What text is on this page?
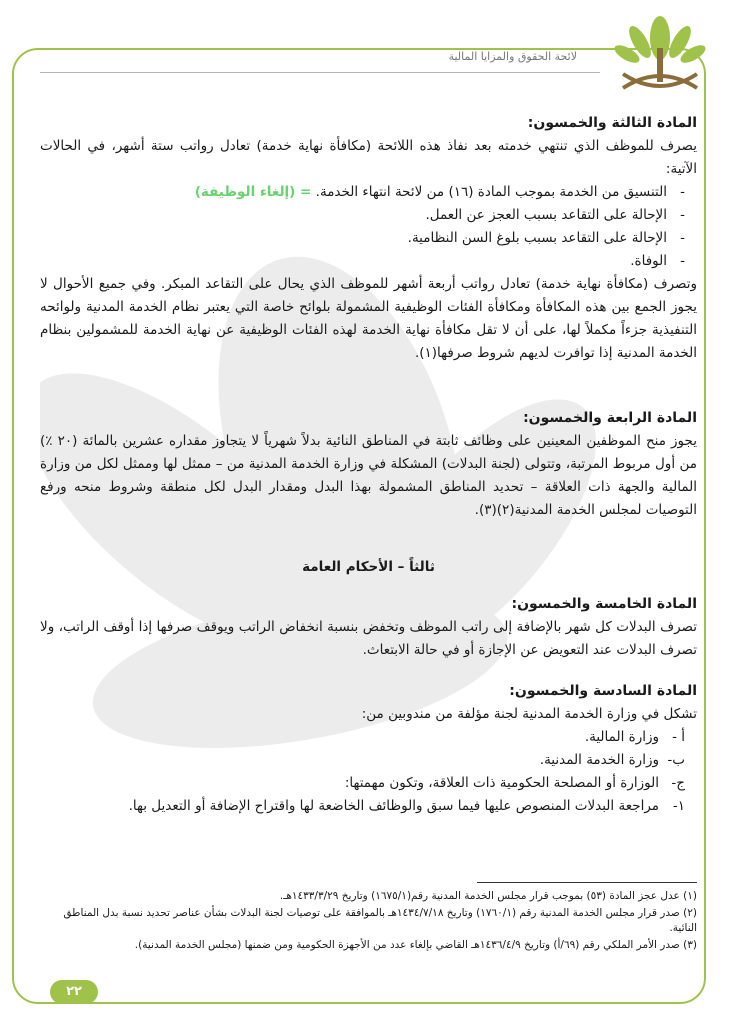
لائحة الحقوق والمزايا المالية
المادة الثالثة والخمسون:

يصرف للموظف الذي تنتهي خدمته بعد نفاذ هذه اللائحة (مكافأة نهاية خدمة) تعادل رواتب ستة أشهر، في الحالات الآتية:

- التنسيق من الخدمة بموجب المادة (١٦) من لائحة انتهاء الخدمة. = (إلغاء الوظيفة)
- الإحالة على التقاعد بسبب العجز عن العمل.
- الإحالة على التقاعد بسبب بلوغ السن النظامية.
- الوفاة.

وتصرف (مكافأة نهاية خدمة) تعادل رواتب أربعة أشهر للموظف الذي يحال على التقاعد المبكر. وفي جميع الأحوال لا يجوز الجمع بين هذه المكافأة ومكافأة الفئات الوظيفية المشمولة بلوائح خاصة التي يعتبر نظام الخدمة المدنية ولوائحه التنفيذية جزءاً مكملاً لها، على أن لا تقل مكافأة نهاية الخدمة لهذه الفئات الوظيفية عن نهاية الخدمة للمشمولين بنظام الخدمة المدنية إذا توافرت لديهم شروط صرفها(١).

المادة الرابعة والخمسون:

يجوز منح الموظفين المعينين على وظائف ثابتة في المناطق النائية بدلاً شهرياً لا يتجاوز مقداره عشرين بالمائة (٢٠ ٪) من أول مربوط المرتبة، وتتولى (لجنة البدلات) المشكلة في وزارة الخدمة المدنية من – ممثل لها وممثل لكل من وزارة المالية والجهة ذات العلاقة – تحديد المناطق المشمولة بهذا البدل ومقدار البدل لكل منطقة وشروط منحه ورفع التوصيات لمجلس الخدمة المدنية(٢)(٣).

ثالثاً – الأحكام العامة

المادة الخامسة والخمسون:

تصرف البدلات كل شهر بالإضافة إلى راتب الموظف وتخفض بنسبة انخفاض الراتب ويوقف صرفها إذا أوقف الراتب، ولا تصرف البدلات عند التعويض عن الإجازة أو في حالة الابتعاث.

المادة السادسة والخمسون:

تشكل في وزارة الخدمة المدنية لجنة مؤلفة من مندوبين من:

أ -
وزارة المالية.
ب-
وزارة الخدمة المدنية.
ج-
الوزارة أو المصلحة الحكومية ذات العلاقة، وتكون مهمتها:
١-
مراجعة البدلات المنصوص عليها فيما سبق والوظائف الخاضعة لها واقتراح الإضافة أو التعديل بها.

(١) عدل عجز المادة (٥٣) بموجب قرار مجلس الخدمة المدنية رقم(١٦٧٥/١) وتاريخ ١٤٣٣/٣/٢٩هـ.

(٢) صدر قرار مجلس الخدمة المدنية رقم (١٧٦٠/١) وتاريخ ١٤٣٤/٧/١٨هـ بالموافقة على توصيات لجنة البدلات بشأن عناصر تحديد نسبة بدل المناطق النائية.

(٣) صدر الأمر الملكي رقم (٦٩/أ) وتاريخ ١٤٣٦/٤/٩هـ القاضي بإلغاء عدد من الأجهزة الحكومية ومن ضمنها (مجلس الخدمة المدنية).

٢٢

☆ ☆ ☆

**What is expected**
Transcribe each line above verbatim, with the pictures left out.

**Answer below**
What text is on this page?
لائحة الحقوق والمزايا المالية
المادة الثالثة والخمسون:

يصرف للموظف الذي تنتهي خدمته بعد نفاذ هذه اللائحة (مكافأة نهاية خدمة) تعادل رواتب ستة أشهر، في الحالات الآتية:

- التنسيق من الخدمة بموجب المادة (١٦) من لائحة انتهاء الخدمة. = (إلغاء الوظيفة)
- الإحالة على التقاعد بسبب العجز عن العمل.
- الإحالة على التقاعد بسبب بلوغ السن النظامية.
- الوفاة.

وتصرف (مكافأة نهاية خدمة) تعادل رواتب أربعة أشهر للموظف الذي يحال على التقاعد المبكر. وفي جميع الأحوال لا يجوز الجمع بين هذه المكافأة ومكافأة الفئات الوظيفية المشمولة بلوائح خاصة التي يعتبر نظام الخدمة المدنية ولوائحه التنفيذية جزءاً مكملاً لها، على أن لا تقل مكافأة نهاية الخدمة لهذه الفئات الوظيفية عن نهاية الخدمة للمشمولين بنظام الخدمة المدنية إذا توافرت لديهم شروط صرفها(١).

المادة الرابعة والخمسون:

يجوز منح الموظفين المعينين على وظائف ثابتة في المناطق النائية بدلاً شهرياً لا يتجاوز مقداره عشرين بالمائة (٢٠ ٪) من أول مربوط المرتبة، وتتولى (لجنة البدلات) المشكلة في وزارة الخدمة المدنية من – ممثل لها وممثل لكل من وزارة المالية والجهة ذات العلاقة – تحديد المناطق المشمولة بهذا البدل ومقدار البدل لكل منطقة وشروط منحه ورفع التوصيات لمجلس الخدمة المدنية(٢)(٣).

ثالثاً – الأحكام العامة

المادة الخامسة والخمسون:

تصرف البدلات كل شهر بالإضافة إلى راتب الموظف وتخفض بنسبة انخفاض الراتب ويوقف صرفها إذا أوقف الراتب، ولا تصرف البدلات عند التعويض عن الإجازة أو في حالة الابتعاث.

المادة السادسة والخمسون:

تشكل في وزارة الخدمة المدنية لجنة مؤلفة من مندوبين من:

أ -
وزارة المالية.
ب-
وزارة الخدمة المدنية.
ج-
الوزارة أو المصلحة الحكومية ذات العلاقة، وتكون مهمتها:
١-
مراجعة البدلات المنصوص عليها فيما سبق والوظائف الخاضعة لها واقتراح الإضافة أو التعديل بها.

(١) عدل عجز المادة (٥٣) بموجب قرار مجلس الخدمة المدنية رقم(١٦٧٥/١) وتاريخ ١٤٣٣/٣/٢٩هـ.

(٢) صدر قرار مجلس الخدمة المدنية رقم (١٧٦٠/١) وتاريخ ١٤٣٤/٧/١٨هـ بالموافقة على توصيات لجنة البدلات بشأن عناصر تحديد نسبة بدل المناطق النائية.

(٣) صدر الأمر الملكي رقم (٦٩/أ) وتاريخ ١٤٣٦/٤/٩هـ القاضي بإلغاء عدد من الأجهزة الحكومية ومن ضمنها (مجلس الخدمة المدنية).

٢٢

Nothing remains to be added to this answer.